## [SHORT PROBLEM]
Reproduce the records below in full and without edits, omitting images.

####################

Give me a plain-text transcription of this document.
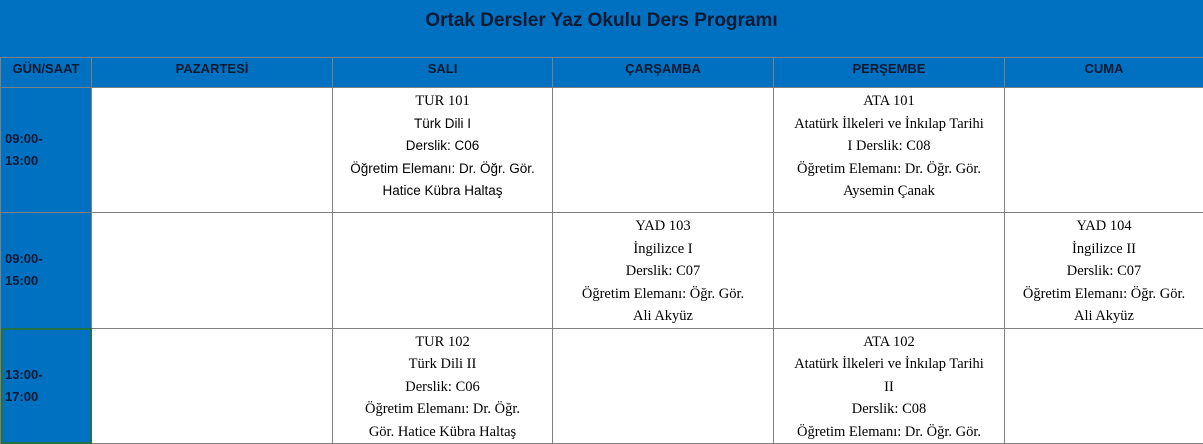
Ortak Dersler Yaz Okulu Ders Programı
GÜN/SAAT	PAZARTESİ	SALI	ÇARŞAMBA	PERŞEMBE	CUMA
09:00-
13:00		TUR 101
Türk Dili I
Derslik: C06
Öğretim Elemanı: Dr. Öğr. Gör.
Hatice Kübra Haltaş		ATA 101
Atatürk İlkeleri ve İnkılap Tarihi
I Derslik: C08
Öğretim Elemanı: Dr. Öğr. Gör.
Aysemin Çanak	

09:00-
15:00			YAD 103
İngilizce I
Derslik: C07
Öğretim Elemanı: Öğr. Gör.
Ali Akyüz		YAD 104
İngilizce II
Derslik: C07
Öğretim Elemanı: Öğr. Gör.
Ali Akyüz

13:00-
17:00		TUR 102
Türk Dili II
Derslik: C06
Öğretim Elemanı: Dr. Öğr.
Gör. Hatice Kübra Haltaş		ATA 102
Atatürk İlkeleri ve İnkılap Tarihi
II
Derslik: C08
Öğretim Elemanı: Dr. Öğr. Gör.	
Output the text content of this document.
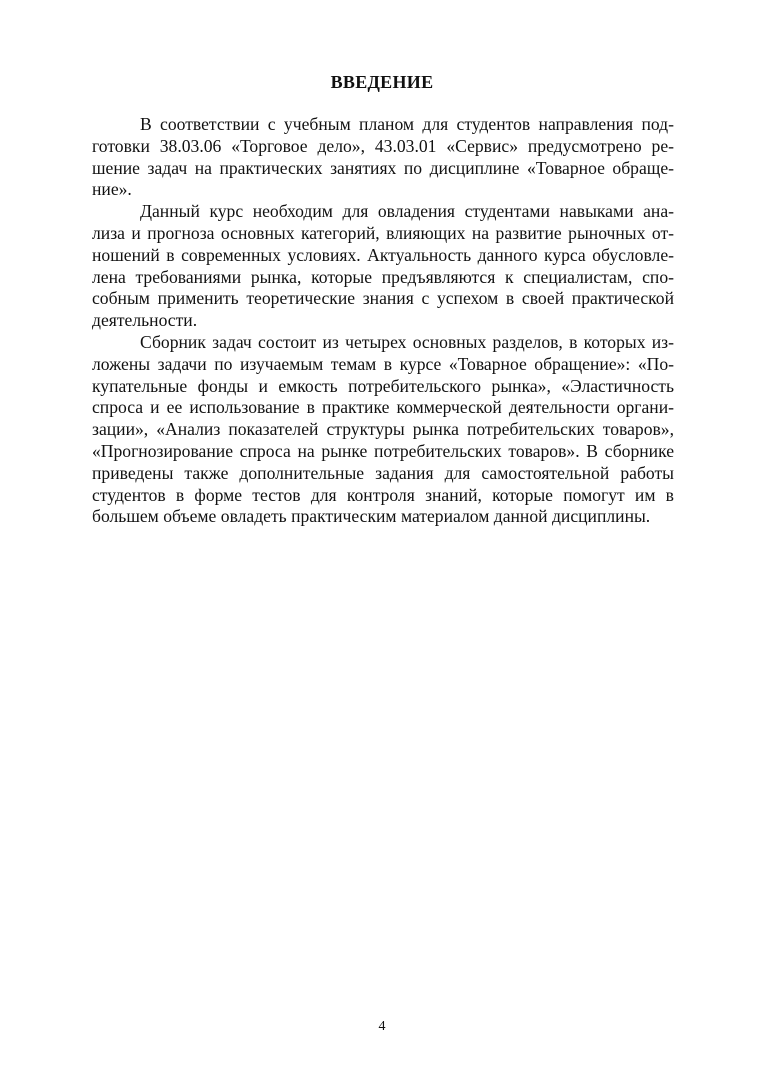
ВВЕДЕНИЕ

В соответствии с учебным планом для студентов направления под-
готовки 38.03.06 «Торговое дело», 43.03.01 «Сервис» предусмотрено ре-
шение задач на практических занятиях по дисциплине «Товарное обраще-
ние».

Данный курс необходим для овладения студентами навыками ана-
лиза и прогноза основных категорий, влияющих на развитие рыночных от-
ношений в современных условиях. Актуальность данного курса обусловле-
лена требованиями рынка, которые предъявляются к специалистам, спо-
собным применить теоретические знания с успехом в своей практической
деятельности.

Сборник задач состоит из четырех основных разделов, в которых из-
ложены задачи по изучаемым темам в курсе «Товарное обращение»: «По-
купательные фонды и емкость потребительского рынка», «Эластичность
спроса и ее использование в практике коммерческой деятельности органи-
зации», «Анализ показателей структуры рынка потребительских товаров»,
«Прогнозирование спроса на рынке потребительских товаров». В сборнике
приведены также дополнительные задания для самостоятельной работы
студентов в форме тестов для контроля знаний, которые помогут им в
большем объеме овладеть практическим материалом данной дисциплины.

4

####################

## [FINISHED ANSWER]
Give me a plain-text transcription of this document.
Ortak Dersler Yaz Okulu Ders Programı
GÜN/SAAT	PAZARTESİ	SALI	ÇARŞAMBA	PERŞEMBE	CUMA
09:00-
13:00		TUR 101
Türk Dili I
Derslik: C06
Öğretim Elemanı: Dr. Öğr. Gör.
Hatice Kübra Haltaş		ATA 101
Atatürk İlkeleri ve İnkılap Tarihi
I Derslik: C08
Öğretim Elemanı: Dr. Öğr. Gör.
Aysemin Çanak	

09:00-
15:00			YAD 103
İngilizce I
Derslik: C07
Öğretim Elemanı: Öğr. Gör.
Ali Akyüz		YAD 104
İngilizce II
Derslik: C07
Öğretim Elemanı: Öğr. Gör.
Ali Akyüz

13:00-
17:00		TUR 102
Türk Dili II
Derslik: C06
Öğretim Elemanı: Dr. Öğr.
Gör. Hatice Kübra Haltaş		ATA 102
Atatürk İlkeleri ve İnkılap Tarihi
II
Derslik: C08
Öğretim Elemanı: Dr. Öğr. Gör.	
Output the text content of this document.
ВВЕДЕНИЕ

В соответствии с учебным планом для студентов направления под-
готовки 38.03.06 «Торговое дело», 43.03.01 «Сервис» предусмотрено ре-
шение задач на практических занятиях по дисциплине «Товарное обраще-
ние».

Данный курс необходим для овладения студентами навыками ана-
лиза и прогноза основных категорий, влияющих на развитие рыночных от-
ношений в современных условиях. Актуальность данного курса обусловле-
лена требованиями рынка, которые предъявляются к специалистам, спо-
собным применить теоретические знания с успехом в своей практической
деятельности.

Сборник задач состоит из четырех основных разделов, в которых из-
ложены задачи по изучаемым темам в курсе «Товарное обращение»: «По-
купательные фонды и емкость потребительского рынка», «Эластичность
спроса и ее использование в практике коммерческой деятельности органи-
зации», «Анализ показателей структуры рынка потребительских товаров»,
«Прогнозирование спроса на рынке потребительских товаров». В сборнике
приведены также дополнительные задания для самостоятельной работы
студентов в форме тестов для контроля знаний, которые помогут им в
большем объеме овладеть практическим материалом данной дисциплины.

4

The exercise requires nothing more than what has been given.